Items from a figure collection:

**********

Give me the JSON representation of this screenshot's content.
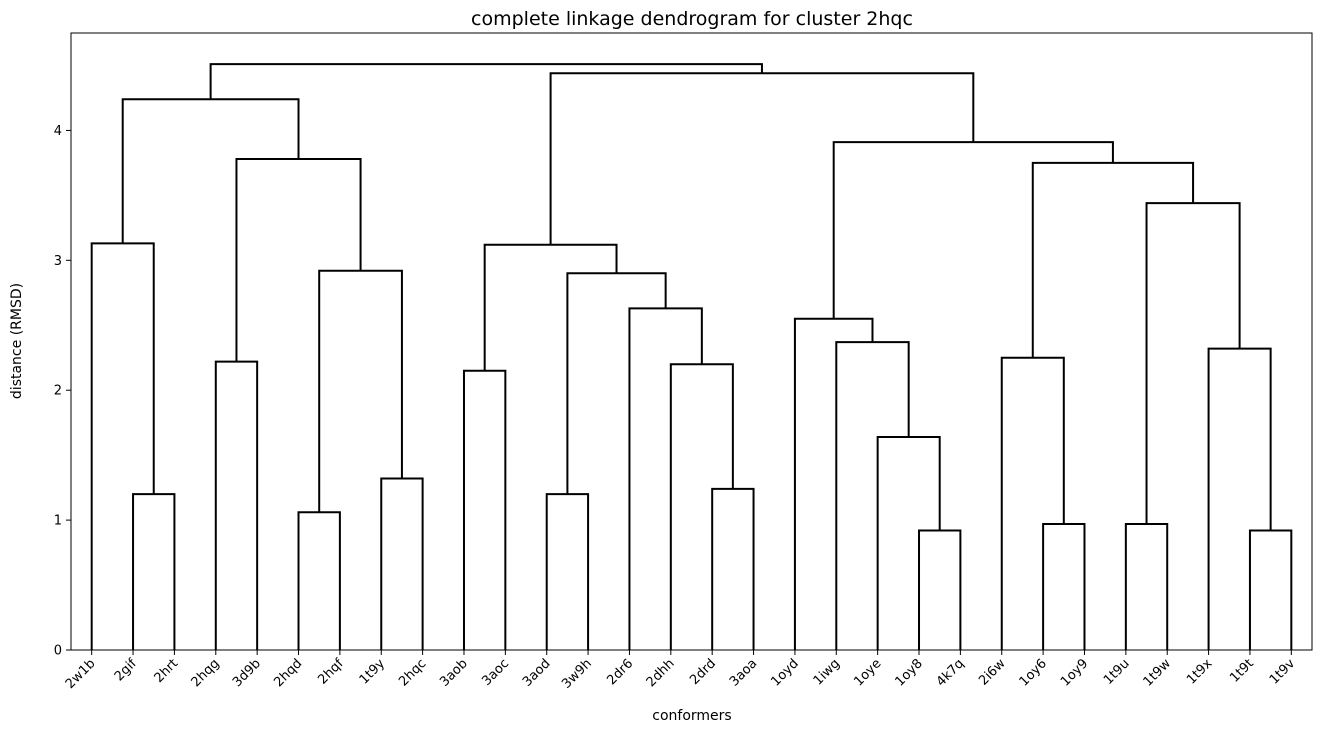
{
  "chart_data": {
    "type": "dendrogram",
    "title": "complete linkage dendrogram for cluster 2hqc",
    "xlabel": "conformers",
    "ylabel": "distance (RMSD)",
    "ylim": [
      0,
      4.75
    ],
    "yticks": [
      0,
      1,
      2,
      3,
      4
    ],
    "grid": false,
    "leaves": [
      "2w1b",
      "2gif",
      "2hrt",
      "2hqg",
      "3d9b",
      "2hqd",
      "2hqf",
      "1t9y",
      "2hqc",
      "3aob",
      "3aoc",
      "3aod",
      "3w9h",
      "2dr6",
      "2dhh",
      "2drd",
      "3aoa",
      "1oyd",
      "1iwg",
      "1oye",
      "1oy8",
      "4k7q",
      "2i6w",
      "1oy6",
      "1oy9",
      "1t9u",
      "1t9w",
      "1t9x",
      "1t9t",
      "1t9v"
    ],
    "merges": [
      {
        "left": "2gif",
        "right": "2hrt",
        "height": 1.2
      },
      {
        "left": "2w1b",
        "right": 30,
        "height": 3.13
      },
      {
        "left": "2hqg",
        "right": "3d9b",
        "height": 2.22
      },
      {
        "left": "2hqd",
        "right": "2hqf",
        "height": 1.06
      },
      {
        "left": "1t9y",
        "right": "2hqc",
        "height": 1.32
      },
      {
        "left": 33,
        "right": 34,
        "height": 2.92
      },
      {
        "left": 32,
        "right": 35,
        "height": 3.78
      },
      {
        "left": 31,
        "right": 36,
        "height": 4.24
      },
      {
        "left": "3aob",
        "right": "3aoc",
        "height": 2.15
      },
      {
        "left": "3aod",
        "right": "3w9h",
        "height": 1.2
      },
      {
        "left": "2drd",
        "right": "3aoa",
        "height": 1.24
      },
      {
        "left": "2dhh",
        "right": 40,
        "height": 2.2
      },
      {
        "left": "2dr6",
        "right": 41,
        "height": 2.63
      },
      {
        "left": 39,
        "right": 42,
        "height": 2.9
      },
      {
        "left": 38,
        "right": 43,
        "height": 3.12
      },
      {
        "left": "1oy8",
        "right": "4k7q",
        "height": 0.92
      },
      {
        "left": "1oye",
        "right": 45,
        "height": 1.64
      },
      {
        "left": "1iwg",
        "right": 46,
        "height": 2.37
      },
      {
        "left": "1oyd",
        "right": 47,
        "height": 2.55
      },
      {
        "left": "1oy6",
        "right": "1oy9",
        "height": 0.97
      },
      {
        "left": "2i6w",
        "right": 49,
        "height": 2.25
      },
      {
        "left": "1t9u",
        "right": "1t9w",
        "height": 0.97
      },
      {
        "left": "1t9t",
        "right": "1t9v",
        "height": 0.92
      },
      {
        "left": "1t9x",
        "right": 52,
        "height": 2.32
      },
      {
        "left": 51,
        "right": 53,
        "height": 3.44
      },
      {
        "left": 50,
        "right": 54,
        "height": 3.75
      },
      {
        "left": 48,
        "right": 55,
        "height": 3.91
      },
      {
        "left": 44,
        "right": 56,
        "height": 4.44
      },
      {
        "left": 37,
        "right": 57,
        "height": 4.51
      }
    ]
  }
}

**********

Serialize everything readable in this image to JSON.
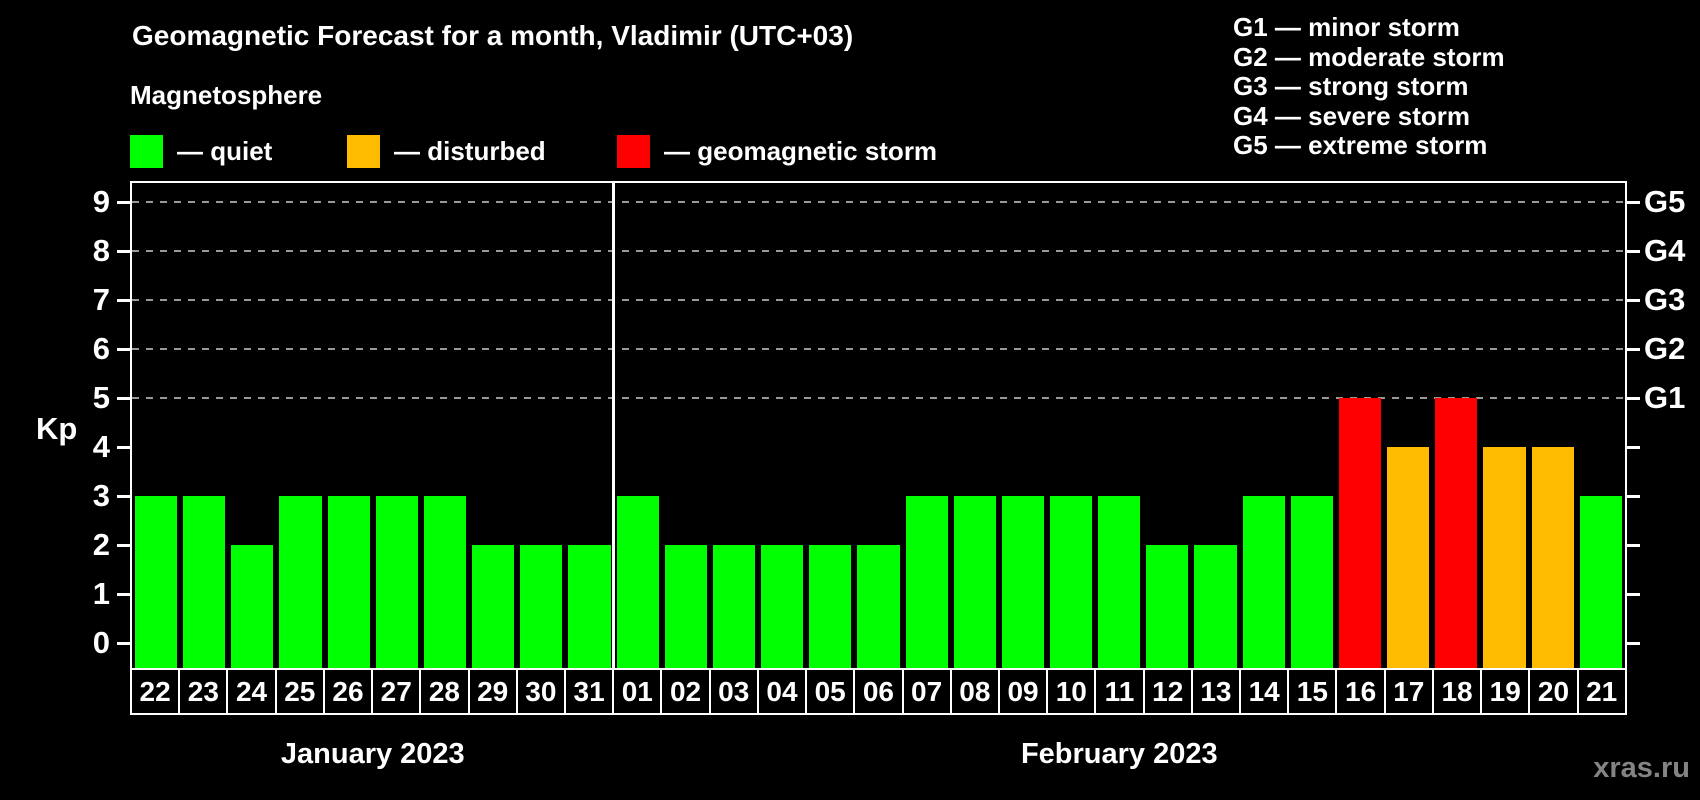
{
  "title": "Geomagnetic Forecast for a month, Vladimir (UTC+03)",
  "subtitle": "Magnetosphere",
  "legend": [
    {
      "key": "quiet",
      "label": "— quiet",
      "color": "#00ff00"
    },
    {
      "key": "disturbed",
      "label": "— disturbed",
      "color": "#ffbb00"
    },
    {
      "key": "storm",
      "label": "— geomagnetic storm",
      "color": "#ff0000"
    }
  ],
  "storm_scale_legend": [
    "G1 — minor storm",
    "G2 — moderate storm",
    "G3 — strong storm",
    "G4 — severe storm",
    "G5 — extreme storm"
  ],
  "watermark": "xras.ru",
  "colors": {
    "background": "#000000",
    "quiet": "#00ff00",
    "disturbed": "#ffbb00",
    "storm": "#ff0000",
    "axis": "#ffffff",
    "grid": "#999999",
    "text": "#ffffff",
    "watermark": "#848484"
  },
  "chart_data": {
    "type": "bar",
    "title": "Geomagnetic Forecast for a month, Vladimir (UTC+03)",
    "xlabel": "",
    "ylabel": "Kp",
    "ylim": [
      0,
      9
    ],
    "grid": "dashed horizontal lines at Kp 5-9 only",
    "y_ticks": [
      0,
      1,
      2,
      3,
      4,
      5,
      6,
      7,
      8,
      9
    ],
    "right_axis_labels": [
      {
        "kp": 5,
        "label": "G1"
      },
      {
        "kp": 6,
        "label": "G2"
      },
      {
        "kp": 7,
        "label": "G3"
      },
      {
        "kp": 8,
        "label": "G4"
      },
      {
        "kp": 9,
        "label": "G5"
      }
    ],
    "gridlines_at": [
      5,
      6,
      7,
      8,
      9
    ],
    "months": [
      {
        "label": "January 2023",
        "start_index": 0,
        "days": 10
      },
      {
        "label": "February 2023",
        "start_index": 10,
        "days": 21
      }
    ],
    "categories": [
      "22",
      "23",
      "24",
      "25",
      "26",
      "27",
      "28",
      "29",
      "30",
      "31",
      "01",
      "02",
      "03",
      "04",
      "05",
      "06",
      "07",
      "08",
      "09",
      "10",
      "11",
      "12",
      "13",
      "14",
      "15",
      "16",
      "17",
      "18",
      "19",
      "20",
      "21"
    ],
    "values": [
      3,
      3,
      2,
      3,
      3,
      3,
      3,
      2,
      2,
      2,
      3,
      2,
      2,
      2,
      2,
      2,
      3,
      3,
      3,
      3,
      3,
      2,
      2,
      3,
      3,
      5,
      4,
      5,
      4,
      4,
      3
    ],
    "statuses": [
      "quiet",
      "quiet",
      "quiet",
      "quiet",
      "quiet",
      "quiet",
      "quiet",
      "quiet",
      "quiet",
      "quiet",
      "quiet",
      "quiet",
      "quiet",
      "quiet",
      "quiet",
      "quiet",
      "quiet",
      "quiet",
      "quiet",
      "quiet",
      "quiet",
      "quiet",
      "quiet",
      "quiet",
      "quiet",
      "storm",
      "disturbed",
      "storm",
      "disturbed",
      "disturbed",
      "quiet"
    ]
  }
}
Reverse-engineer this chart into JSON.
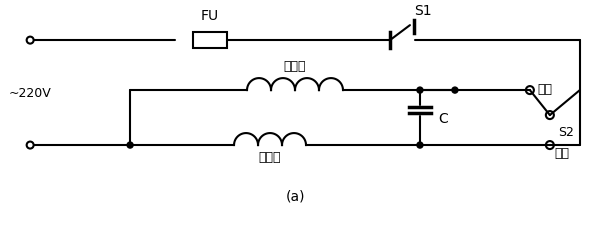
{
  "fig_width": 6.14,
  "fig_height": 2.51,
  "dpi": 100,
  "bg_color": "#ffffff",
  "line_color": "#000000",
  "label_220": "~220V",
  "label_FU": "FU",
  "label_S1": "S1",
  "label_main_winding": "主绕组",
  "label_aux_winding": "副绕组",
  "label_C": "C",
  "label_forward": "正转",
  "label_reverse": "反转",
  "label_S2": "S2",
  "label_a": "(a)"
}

**********

• **Work to be completed**: Every line in the data that holds "ffffff" should be copied out.

• **Solved problem**:
    "axis": "#ffffff",
    "text": "#ffffff",
  "bg_color": "#ffffff",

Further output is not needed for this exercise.